_SUPPLIED DATA:_
>> Start

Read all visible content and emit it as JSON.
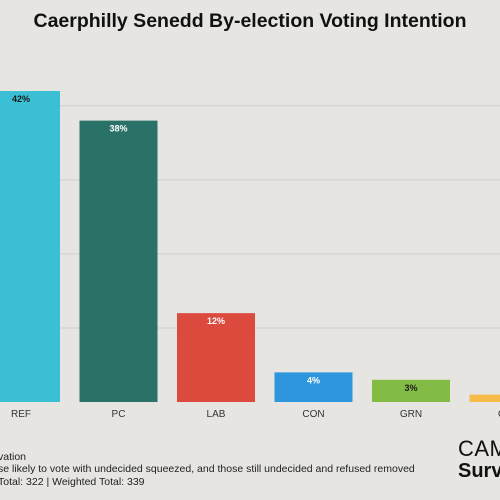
{
  "chart_data": {
    "type": "bar",
    "title": "Caerphilly Senedd By-election Voting Intention",
    "categories": [
      "REF",
      "PC",
      "LAB",
      "CON",
      "GRN",
      "OTH"
    ],
    "values": [
      42,
      38,
      12,
      4,
      3,
      1
    ],
    "data_labels": [
      "42%",
      "38%",
      "12%",
      "4%",
      "3%",
      ""
    ],
    "colors": [
      "#3bbfd4",
      "#2a7267",
      "#dc4a3e",
      "#2e96dc",
      "#82bc44",
      "#f6bb48"
    ],
    "label_colors": [
      "#1a1a1a",
      "#ffffff",
      "#ffffff",
      "#ffffff",
      "#1a1a1a",
      "#1a1a1a"
    ],
    "ylim": [
      0,
      42
    ],
    "grid": true,
    "legend": "none"
  },
  "footnotes": {
    "line1": "vation",
    "line2": "se likely to vote with undecided squeezed, and those still undecided and refused removed",
    "line3": "Total: 322 | Weighted Total: 339"
  },
  "logo": {
    "top": "CAM",
    "bottom": "Surv"
  }
}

>> End

Omit every image. Quote each record exactly.

Read all visible content and emit it as JSON.
{
  "chart_data": {
    "type": "bar",
    "title": "Caerphilly Senedd By-election Voting Intention",
    "categories": [
      "REF",
      "PC",
      "LAB",
      "CON",
      "GRN",
      "OTH"
    ],
    "values": [
      42,
      38,
      12,
      4,
      3,
      1
    ],
    "data_labels": [
      "42%",
      "38%",
      "12%",
      "4%",
      "3%",
      ""
    ],
    "colors": [
      "#3bbfd4",
      "#2a7267",
      "#dc4a3e",
      "#2e96dc",
      "#82bc44",
      "#f6bb48"
    ],
    "label_colors": [
      "#1a1a1a",
      "#ffffff",
      "#ffffff",
      "#ffffff",
      "#1a1a1a",
      "#1a1a1a"
    ],
    "ylim": [
      0,
      42
    ],
    "grid": true,
    "legend": "none"
  },
  "footnotes": {
    "line1": "vation",
    "line2": "se likely to vote with undecided squeezed, and those still undecided and refused removed",
    "line3": "Total: 322 | Weighted Total: 339"
  },
  "logo": {
    "top": "CAM",
    "bottom": "Surv"
  }
}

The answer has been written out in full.